- **WRITTEN EXERCISE**
Sift the material for lines containing "name", and return them.

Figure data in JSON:
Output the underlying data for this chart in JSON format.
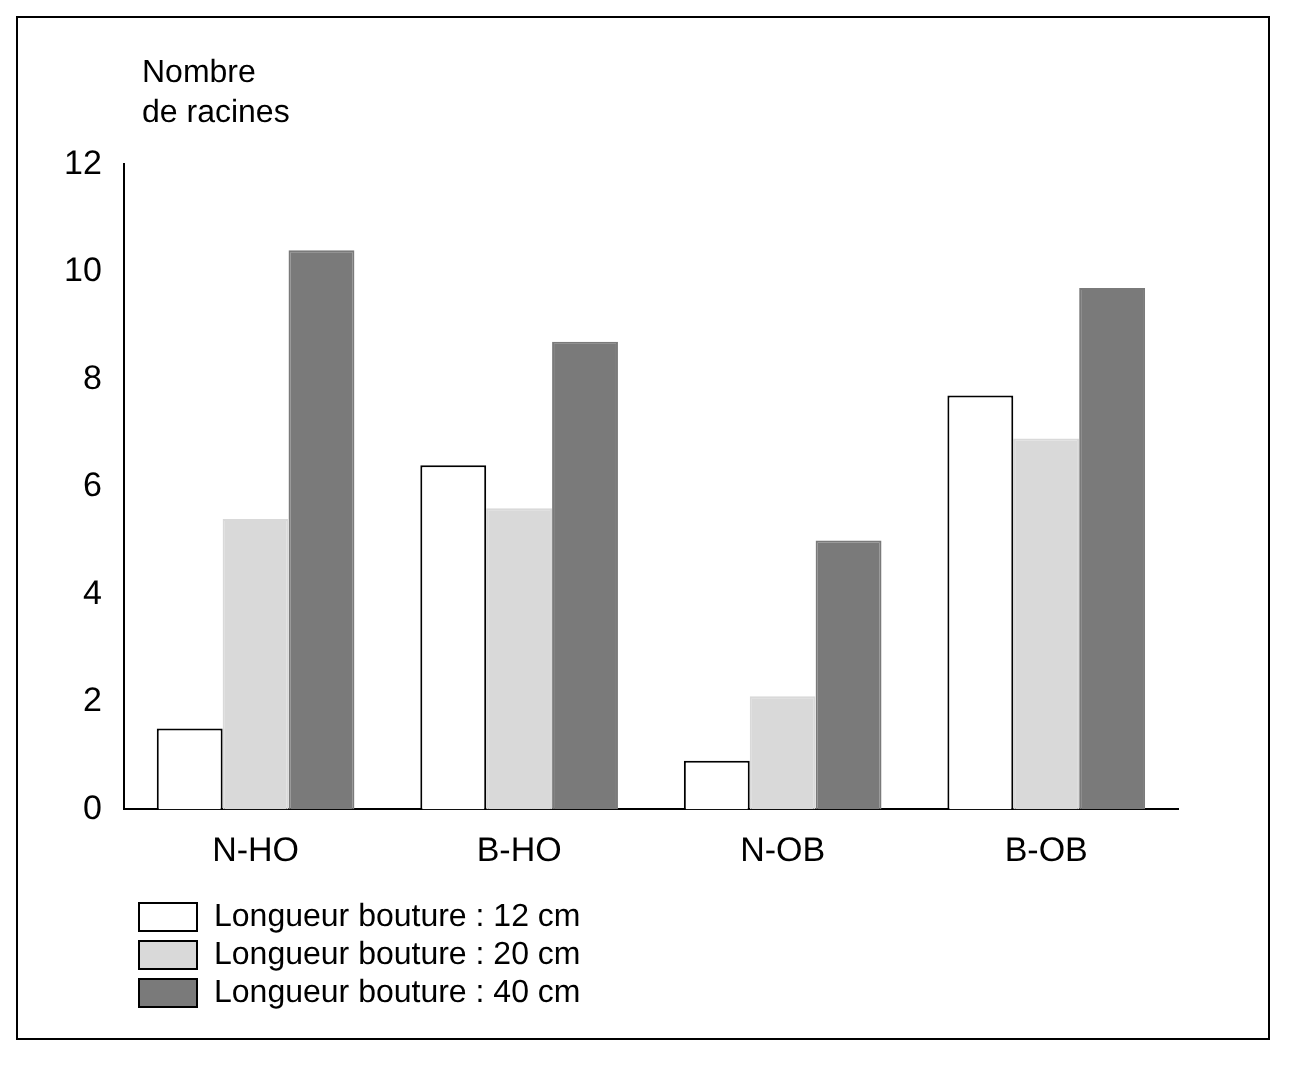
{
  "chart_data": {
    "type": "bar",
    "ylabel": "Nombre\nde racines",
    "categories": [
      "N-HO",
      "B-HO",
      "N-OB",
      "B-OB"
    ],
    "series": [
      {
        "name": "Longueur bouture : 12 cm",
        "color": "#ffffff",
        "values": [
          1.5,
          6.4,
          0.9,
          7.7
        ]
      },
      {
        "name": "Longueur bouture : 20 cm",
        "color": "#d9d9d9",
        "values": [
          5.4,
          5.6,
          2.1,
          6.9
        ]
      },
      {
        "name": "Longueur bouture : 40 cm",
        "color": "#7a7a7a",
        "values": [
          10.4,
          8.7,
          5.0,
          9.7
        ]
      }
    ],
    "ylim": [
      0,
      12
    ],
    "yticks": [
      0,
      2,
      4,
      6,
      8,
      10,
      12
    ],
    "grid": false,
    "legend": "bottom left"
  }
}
* * *
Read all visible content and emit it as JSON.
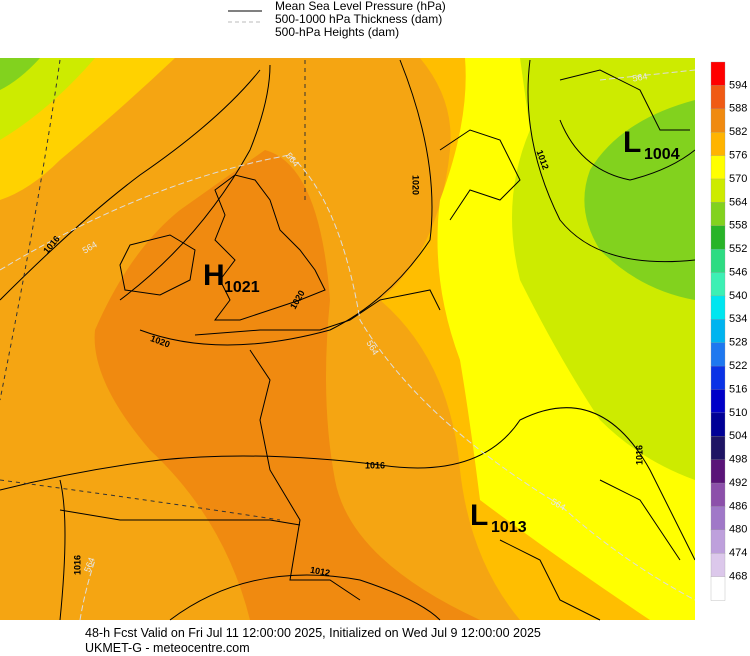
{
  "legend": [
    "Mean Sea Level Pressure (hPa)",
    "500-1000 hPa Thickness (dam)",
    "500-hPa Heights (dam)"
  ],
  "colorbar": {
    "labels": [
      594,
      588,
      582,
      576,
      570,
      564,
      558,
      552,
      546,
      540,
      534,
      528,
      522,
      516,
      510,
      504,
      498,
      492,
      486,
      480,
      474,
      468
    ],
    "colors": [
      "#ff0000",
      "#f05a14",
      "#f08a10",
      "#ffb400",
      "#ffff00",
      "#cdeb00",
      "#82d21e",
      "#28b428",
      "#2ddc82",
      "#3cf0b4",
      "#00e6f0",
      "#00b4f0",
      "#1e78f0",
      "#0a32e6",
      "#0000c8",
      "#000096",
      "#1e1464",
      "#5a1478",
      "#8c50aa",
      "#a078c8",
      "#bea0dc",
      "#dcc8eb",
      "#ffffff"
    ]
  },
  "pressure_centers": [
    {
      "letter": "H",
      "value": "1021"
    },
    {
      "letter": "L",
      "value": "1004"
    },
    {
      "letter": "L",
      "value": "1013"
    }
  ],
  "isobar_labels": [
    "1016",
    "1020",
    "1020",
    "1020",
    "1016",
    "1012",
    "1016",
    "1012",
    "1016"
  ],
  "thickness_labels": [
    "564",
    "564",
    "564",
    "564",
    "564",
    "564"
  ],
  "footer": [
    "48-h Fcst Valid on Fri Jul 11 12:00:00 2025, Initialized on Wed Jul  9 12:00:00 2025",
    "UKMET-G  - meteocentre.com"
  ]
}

- **RESULT**
        "name": "Longueur bouture : 12 cm",
        "name": "Longueur bouture : 20 cm",
        "name": "Longueur bouture : 40 cm",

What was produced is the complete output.